═══ INPUT RECORDS
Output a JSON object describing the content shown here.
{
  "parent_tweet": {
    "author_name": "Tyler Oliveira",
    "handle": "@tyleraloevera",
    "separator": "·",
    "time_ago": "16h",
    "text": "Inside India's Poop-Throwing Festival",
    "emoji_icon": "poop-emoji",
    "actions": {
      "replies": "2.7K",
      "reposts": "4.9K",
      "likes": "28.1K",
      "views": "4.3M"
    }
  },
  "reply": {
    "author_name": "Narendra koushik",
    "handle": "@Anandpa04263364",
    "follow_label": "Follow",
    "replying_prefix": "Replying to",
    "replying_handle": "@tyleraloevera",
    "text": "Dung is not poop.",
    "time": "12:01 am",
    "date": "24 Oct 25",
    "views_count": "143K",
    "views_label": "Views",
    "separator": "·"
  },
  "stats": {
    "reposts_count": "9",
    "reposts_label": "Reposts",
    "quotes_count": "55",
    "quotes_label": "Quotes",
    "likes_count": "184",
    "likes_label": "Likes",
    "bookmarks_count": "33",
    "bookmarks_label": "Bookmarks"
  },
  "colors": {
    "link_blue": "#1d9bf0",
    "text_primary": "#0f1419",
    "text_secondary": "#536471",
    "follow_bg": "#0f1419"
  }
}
══════
◆ **EXERCISE DETAILS**:
Go through the listing and print each line exactly as it appears.

◆ **SOLVED PROBLEM**:
Output a JSON object describing the content shown here.
{
  "parent_tweet": {
    "author_name": "Tyler Oliveira",
    "handle": "@tyleraloevera",
    "separator": "·",
    "time_ago": "16h",
    "text": "Inside India's Poop-Throwing Festival",
    "emoji_icon": "poop-emoji",
    "actions": {
      "replies": "2.7K",
      "reposts": "4.9K",
      "likes": "28.1K",
      "views": "4.3M"
    }
  },
  "reply": {
    "author_name": "Narendra koushik",
    "handle": "@Anandpa04263364",
    "follow_label": "Follow",
    "replying_prefix": "Replying to",
    "replying_handle": "@tyleraloevera",
    "text": "Dung is not poop.",
    "time": "12:01 am",
    "date": "24 Oct 25",
    "views_count": "143K",
    "views_label": "Views",
    "separator": "·"
  },
  "stats": {
    "reposts_count": "9",
    "reposts_label": "Reposts",
    "quotes_count": "55",
    "quotes_label": "Quotes",
    "likes_count": "184",
    "likes_label": "Likes",
    "bookmarks_count": "33",
    "bookmarks_label": "Bookmarks"
  },
  "colors": {
    "link_blue": "#1d9bf0",
    "text_primary": "#0f1419",
    "text_secondary": "#536471",
    "follow_bg": "#0f1419"
  }
}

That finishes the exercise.